Exciting young horses also get lottery funding in the UK and access to some of the top trainers in the country through the talent path.
They have to meet very specific criteria and results at each level and as each year goes on they get weeded out as many fall short of what is required.
British Eventing has young horse classes from yearlings to 9 years old. Yearlings, 2yo and 3yo its through vet, movement and if a 3yo loose jumping. They qualify throughout the country at something called the BEF futurity and then the finals are held at Osberton along with the 4/5/6/7yo championships. The 4/5yo competitions are usually dressage competitions as the standard is so high. But the 6/7yos go round proper championship level 1* and 2* courses.
The age classes are big business for a lot of producers in the UK.
The only place where success comes before work is in the dictionary.
I also calculated the % Blood of the winners from 2004-2011. The YEH % Blood is 54.8%, the average % Blood for all 4* horses in the last 3 years (the "modern" event horse) is 75.8%. I think NCRider hit the nail on the head.

Recorded information
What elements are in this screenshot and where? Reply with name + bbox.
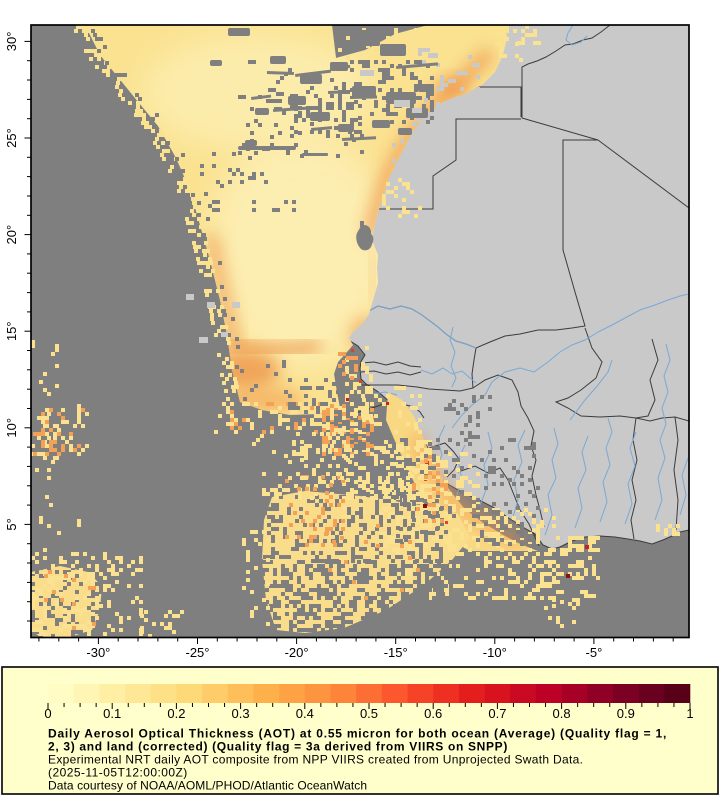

Goal
Write the next part of the post about young event horse classes in the UK, starting after its last sentence.

Written answer
The average of 75.8%, is that ALL 4* horses? Is there anyway to know what that percentage would be if we excluded the TB's and looked only at the (possibly purpose bred) eventing crosses?
Just curious - and on iPhone so please excuse typos...
I find it fascinating how the % of blood can vary even within "heavier" warmbloods.
Or how modern and refined a WB can look with low %. There are some
"refining" stallions with pretty low percentage of blood who consistently stamp their offspring with more refining traits. And there are some WB stallions with a high percentage of blood...who while they themselves are refined....really don't pass that trait along. That's why IMO with the WBs you really need to know the whole family not just the percentages.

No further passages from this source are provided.